INPUT:
──────

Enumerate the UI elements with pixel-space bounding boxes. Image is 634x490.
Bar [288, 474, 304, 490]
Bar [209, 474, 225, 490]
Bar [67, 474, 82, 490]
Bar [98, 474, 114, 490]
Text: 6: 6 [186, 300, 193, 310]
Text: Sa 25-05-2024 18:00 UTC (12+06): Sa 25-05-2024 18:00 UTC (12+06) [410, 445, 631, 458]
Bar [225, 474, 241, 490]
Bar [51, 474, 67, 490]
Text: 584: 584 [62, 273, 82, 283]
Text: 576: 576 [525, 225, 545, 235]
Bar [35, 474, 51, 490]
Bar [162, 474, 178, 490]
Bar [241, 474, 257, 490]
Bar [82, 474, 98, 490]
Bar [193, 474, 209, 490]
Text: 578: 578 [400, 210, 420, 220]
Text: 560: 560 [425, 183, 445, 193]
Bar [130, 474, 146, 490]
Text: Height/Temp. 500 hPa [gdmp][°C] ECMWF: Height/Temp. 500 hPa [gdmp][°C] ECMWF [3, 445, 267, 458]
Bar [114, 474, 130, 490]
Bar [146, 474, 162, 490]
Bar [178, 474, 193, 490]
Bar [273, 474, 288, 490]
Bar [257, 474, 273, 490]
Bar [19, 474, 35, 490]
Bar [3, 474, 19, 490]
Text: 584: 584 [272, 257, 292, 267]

──────

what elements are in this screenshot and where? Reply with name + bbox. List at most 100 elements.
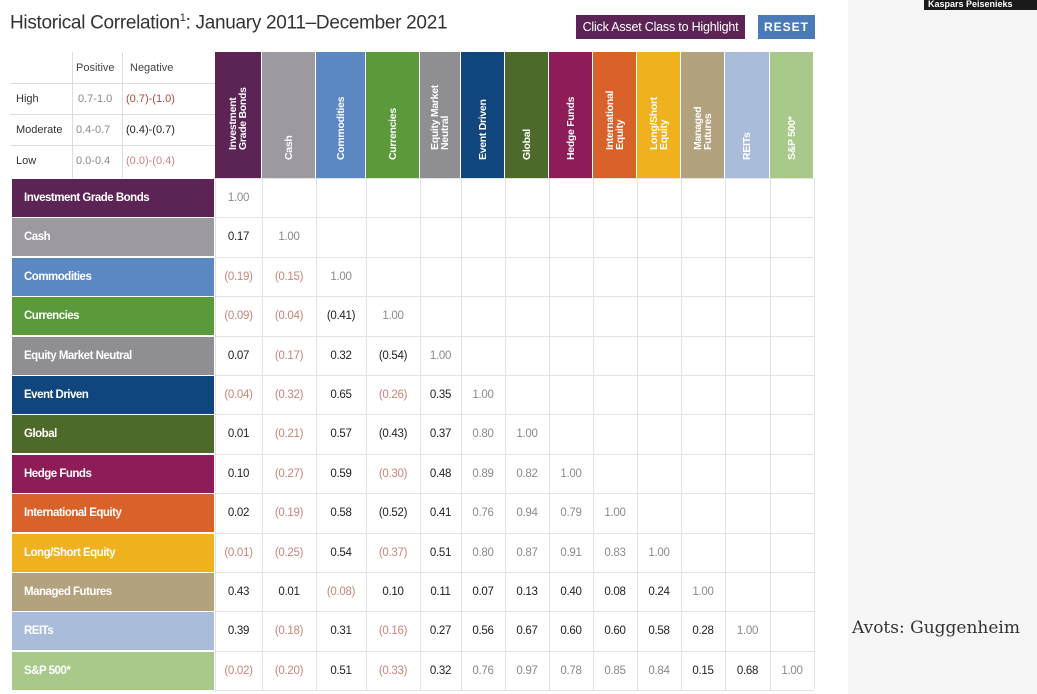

──────

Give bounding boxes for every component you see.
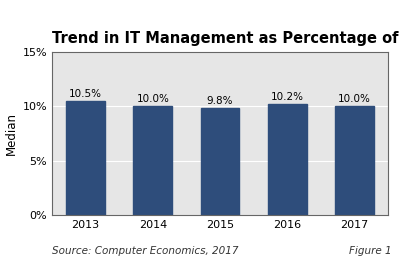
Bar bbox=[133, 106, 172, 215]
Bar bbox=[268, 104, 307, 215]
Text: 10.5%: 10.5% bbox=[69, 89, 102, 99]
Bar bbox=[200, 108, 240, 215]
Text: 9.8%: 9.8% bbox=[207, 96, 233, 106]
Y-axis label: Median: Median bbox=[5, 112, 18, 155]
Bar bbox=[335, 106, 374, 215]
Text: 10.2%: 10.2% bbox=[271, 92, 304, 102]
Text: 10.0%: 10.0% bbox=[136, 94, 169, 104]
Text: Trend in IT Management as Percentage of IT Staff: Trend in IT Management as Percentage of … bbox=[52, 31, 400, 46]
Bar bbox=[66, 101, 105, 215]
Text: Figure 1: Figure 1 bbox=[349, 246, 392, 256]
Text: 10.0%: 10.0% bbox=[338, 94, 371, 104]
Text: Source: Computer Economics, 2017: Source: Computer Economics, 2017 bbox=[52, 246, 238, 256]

──────

OBJECTIVE:
Give the stretch of material from the line containing "Enumerate the UI" through the line containing "Bar [51, 474, 67, 490]", both included, as a JSON list of strings with one string per line and blank lines left out.

CORRECT OUTPUT:
[
  "Enumerate the UI elements with pixel-space bounding boxes. Image is 634x490.",
  "Bar [288, 474, 304, 490]",
  "Bar [209, 474, 225, 490]",
  "Bar [67, 474, 82, 490]",
  "Bar [98, 474, 114, 490]",
  "Text: 6: 6 [186, 300, 193, 310]",
  "Text: Sa 25-05-2024 18:00 UTC (12+06): Sa 25-05-2024 18:00 UTC (12+06) [410, 445, 631, 458]",
  "Bar [225, 474, 241, 490]",
  "Bar [51, 474, 67, 490]"
]